_WORK TO COMPLETE_
Copy whichever lines contain the string "Surface".

_RECORDS SHOWN_
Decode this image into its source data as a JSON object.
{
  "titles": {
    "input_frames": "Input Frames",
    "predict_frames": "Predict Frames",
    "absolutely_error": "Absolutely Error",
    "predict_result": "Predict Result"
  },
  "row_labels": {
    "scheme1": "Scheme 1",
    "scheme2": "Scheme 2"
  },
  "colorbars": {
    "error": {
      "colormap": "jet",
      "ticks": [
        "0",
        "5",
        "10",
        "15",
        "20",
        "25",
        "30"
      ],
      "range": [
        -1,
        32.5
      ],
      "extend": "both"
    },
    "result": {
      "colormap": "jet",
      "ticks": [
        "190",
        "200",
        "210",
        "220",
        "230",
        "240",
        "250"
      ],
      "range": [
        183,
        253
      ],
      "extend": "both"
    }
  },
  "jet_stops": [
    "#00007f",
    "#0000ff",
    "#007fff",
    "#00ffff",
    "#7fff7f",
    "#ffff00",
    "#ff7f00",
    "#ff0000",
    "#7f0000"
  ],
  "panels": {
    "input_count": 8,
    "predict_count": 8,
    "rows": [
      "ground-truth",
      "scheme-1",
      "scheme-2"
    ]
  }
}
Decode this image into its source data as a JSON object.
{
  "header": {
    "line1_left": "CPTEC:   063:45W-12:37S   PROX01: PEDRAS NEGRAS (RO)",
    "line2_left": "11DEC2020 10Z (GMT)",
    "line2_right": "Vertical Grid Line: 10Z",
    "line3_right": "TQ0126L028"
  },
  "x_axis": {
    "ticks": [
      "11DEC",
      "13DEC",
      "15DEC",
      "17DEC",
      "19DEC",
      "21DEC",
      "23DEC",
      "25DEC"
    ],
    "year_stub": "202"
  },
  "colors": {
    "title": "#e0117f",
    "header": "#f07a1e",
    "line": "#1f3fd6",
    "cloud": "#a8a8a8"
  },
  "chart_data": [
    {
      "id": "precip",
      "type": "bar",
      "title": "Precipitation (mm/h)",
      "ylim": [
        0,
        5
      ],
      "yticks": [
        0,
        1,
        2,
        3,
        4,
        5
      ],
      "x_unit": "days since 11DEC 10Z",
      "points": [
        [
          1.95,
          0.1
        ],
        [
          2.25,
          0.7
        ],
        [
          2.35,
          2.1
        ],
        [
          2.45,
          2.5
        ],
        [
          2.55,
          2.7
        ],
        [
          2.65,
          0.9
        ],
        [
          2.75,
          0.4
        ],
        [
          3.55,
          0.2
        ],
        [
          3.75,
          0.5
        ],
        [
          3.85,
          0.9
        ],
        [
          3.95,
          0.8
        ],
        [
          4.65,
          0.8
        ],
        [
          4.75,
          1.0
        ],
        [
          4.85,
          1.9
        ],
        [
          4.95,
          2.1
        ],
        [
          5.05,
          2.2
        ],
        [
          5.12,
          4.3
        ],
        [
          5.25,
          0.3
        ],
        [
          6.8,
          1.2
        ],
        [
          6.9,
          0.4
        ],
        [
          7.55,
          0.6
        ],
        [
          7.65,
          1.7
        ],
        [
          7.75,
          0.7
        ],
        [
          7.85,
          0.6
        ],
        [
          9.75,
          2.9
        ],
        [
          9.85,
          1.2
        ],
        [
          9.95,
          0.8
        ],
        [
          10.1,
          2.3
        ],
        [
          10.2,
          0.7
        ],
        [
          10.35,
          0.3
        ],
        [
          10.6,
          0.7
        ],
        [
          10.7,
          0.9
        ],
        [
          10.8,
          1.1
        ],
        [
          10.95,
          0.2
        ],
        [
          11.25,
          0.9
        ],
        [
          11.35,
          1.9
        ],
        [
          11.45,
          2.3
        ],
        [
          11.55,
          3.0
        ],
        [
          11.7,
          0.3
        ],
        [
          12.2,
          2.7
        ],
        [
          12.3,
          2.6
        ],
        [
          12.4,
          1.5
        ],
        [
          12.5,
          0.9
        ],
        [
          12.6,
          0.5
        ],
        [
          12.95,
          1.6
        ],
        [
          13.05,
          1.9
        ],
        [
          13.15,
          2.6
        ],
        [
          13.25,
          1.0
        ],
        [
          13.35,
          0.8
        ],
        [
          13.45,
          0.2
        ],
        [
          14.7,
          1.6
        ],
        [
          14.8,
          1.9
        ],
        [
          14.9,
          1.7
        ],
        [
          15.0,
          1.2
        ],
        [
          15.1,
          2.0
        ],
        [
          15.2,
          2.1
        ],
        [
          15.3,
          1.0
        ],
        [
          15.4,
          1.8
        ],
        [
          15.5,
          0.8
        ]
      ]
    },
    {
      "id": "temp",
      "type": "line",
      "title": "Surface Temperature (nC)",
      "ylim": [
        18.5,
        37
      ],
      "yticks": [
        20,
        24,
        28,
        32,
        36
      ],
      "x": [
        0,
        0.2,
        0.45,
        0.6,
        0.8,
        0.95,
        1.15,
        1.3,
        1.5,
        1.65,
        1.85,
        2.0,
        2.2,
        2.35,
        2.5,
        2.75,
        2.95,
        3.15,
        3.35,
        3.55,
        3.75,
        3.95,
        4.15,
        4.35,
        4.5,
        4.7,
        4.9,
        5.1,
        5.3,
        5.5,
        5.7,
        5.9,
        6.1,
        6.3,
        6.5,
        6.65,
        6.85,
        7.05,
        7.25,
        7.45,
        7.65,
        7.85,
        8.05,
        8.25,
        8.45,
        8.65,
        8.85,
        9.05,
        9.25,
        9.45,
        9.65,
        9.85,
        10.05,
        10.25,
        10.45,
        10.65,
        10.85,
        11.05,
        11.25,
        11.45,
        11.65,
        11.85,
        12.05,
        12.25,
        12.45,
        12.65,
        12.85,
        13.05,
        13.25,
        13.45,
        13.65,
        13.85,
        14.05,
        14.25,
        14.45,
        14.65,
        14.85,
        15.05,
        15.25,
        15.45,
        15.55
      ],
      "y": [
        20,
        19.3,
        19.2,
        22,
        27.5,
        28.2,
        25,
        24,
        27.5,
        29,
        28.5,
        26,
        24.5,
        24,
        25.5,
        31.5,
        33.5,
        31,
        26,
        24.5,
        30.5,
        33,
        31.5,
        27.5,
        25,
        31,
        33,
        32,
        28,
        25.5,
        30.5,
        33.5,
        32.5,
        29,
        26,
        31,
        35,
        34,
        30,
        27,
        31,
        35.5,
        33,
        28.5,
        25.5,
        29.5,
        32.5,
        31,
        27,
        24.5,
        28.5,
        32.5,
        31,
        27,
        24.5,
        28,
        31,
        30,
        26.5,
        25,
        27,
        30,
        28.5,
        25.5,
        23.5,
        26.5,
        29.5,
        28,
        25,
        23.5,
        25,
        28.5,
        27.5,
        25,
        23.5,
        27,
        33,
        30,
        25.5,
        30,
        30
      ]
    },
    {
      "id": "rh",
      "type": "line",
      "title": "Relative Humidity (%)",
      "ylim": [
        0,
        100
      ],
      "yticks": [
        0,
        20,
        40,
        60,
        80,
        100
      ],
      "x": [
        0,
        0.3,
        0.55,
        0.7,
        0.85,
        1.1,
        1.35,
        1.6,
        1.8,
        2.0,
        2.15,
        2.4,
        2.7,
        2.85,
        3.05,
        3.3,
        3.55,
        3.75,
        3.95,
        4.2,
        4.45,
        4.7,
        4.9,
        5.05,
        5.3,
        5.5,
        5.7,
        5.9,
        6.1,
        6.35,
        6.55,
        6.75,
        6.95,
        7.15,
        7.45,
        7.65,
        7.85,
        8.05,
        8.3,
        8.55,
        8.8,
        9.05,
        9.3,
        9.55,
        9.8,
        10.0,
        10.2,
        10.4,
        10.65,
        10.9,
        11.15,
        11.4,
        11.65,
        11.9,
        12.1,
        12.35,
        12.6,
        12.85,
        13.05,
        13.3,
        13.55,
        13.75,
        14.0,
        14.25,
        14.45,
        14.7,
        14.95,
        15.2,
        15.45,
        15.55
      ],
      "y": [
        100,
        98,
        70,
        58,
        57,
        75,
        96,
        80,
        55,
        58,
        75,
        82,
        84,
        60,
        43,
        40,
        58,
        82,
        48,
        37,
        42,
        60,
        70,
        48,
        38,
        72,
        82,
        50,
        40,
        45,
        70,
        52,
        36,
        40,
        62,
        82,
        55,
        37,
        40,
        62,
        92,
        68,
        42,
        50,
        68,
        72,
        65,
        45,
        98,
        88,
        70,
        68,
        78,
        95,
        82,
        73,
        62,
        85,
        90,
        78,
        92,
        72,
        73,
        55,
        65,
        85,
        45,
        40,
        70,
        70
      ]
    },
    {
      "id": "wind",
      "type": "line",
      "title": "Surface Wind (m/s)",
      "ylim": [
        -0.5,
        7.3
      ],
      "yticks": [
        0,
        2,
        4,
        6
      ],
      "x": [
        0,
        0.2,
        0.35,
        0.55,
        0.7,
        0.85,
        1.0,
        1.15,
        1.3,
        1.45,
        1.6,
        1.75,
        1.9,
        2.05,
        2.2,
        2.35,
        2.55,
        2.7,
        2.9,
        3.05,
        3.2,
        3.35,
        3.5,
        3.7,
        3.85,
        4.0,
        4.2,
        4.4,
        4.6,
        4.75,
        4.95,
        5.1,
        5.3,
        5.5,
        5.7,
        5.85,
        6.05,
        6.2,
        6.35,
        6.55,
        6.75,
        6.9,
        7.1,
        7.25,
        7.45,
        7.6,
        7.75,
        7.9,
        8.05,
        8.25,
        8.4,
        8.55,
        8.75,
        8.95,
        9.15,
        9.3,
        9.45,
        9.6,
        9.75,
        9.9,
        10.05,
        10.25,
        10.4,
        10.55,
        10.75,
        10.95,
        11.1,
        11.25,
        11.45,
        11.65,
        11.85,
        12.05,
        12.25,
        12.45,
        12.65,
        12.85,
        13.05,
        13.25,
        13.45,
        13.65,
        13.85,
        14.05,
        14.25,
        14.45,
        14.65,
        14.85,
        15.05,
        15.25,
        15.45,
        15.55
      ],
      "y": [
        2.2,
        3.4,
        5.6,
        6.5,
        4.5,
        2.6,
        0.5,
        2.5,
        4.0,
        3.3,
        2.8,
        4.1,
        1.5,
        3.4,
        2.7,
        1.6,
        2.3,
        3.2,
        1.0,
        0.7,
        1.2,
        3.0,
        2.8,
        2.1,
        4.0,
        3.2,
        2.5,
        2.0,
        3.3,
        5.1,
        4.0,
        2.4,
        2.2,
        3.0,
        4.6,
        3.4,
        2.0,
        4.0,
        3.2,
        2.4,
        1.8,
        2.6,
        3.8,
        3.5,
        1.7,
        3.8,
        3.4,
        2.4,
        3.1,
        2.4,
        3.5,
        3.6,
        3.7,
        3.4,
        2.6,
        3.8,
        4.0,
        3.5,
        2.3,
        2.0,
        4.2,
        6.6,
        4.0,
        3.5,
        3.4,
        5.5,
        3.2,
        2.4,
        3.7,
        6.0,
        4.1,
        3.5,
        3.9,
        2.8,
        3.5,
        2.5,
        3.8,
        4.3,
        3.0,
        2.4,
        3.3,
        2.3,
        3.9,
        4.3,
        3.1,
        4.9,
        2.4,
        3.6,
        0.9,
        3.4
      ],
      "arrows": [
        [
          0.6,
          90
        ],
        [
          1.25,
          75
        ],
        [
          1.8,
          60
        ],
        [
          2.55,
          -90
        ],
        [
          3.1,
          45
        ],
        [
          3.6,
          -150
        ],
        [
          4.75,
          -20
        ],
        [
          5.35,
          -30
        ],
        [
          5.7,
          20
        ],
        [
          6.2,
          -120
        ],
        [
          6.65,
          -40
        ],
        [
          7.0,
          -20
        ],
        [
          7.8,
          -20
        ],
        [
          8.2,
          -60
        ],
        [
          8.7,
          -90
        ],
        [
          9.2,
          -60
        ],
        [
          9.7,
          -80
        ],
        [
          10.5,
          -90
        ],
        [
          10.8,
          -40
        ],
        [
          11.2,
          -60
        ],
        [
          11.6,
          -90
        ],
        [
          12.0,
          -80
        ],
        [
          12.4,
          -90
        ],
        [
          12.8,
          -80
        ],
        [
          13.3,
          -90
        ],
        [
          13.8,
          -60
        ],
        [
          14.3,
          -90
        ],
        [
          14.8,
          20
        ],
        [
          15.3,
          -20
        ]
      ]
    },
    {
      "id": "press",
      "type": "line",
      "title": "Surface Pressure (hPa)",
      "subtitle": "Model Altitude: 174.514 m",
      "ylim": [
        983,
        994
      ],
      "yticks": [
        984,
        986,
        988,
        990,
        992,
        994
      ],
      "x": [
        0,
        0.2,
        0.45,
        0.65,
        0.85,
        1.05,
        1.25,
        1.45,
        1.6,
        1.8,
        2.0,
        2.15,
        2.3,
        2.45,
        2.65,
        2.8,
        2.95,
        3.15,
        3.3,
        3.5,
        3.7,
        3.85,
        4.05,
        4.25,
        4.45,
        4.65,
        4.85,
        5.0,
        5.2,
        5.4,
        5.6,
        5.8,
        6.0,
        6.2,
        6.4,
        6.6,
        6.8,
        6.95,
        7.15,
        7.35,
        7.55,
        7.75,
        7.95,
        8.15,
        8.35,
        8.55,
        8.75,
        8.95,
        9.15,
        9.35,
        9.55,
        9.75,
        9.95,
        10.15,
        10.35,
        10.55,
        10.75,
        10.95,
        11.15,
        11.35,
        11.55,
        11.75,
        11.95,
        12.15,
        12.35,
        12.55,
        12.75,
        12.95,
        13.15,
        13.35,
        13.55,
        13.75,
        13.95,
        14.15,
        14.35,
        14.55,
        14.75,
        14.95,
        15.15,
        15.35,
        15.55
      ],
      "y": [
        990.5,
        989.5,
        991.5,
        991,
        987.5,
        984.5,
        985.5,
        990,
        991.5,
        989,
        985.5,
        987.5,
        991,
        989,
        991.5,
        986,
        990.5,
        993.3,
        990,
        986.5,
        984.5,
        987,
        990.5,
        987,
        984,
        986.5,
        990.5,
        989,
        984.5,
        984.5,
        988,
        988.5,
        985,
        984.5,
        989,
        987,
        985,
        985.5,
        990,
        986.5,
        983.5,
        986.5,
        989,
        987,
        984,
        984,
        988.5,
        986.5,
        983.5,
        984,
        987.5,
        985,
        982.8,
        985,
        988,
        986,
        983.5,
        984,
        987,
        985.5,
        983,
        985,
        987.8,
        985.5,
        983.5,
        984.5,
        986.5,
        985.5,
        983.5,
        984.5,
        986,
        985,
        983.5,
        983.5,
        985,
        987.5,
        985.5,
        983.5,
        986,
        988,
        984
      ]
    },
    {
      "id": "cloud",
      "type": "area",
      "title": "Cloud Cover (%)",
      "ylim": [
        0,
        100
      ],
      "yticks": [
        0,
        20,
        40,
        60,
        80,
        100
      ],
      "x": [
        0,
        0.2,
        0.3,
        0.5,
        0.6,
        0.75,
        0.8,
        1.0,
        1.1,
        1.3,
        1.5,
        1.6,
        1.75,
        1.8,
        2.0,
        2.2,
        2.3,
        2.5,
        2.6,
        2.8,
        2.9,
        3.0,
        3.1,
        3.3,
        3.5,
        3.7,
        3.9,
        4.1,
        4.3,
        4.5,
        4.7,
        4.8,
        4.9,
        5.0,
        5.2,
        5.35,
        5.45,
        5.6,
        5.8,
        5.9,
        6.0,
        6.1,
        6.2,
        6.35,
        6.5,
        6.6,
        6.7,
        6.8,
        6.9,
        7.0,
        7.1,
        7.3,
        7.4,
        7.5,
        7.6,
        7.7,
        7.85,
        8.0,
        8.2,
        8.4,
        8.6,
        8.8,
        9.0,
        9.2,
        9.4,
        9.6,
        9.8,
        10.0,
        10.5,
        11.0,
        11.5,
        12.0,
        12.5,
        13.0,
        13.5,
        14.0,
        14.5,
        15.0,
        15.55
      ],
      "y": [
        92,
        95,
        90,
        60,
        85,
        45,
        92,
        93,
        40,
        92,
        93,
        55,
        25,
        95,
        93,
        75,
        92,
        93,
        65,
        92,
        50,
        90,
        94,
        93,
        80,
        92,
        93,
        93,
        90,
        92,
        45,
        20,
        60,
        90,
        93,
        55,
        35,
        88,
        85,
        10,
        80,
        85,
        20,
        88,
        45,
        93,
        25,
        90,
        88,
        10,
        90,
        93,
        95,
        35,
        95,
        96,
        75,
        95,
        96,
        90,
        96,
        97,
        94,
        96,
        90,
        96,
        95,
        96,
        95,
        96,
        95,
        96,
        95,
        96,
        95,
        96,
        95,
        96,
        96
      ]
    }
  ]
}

_EXPECTED ANSWER_
      "title": "Surface Temperature (nC)",
      "title": "Surface Wind (m/s)",
      "title": "Surface Pressure (hPa)",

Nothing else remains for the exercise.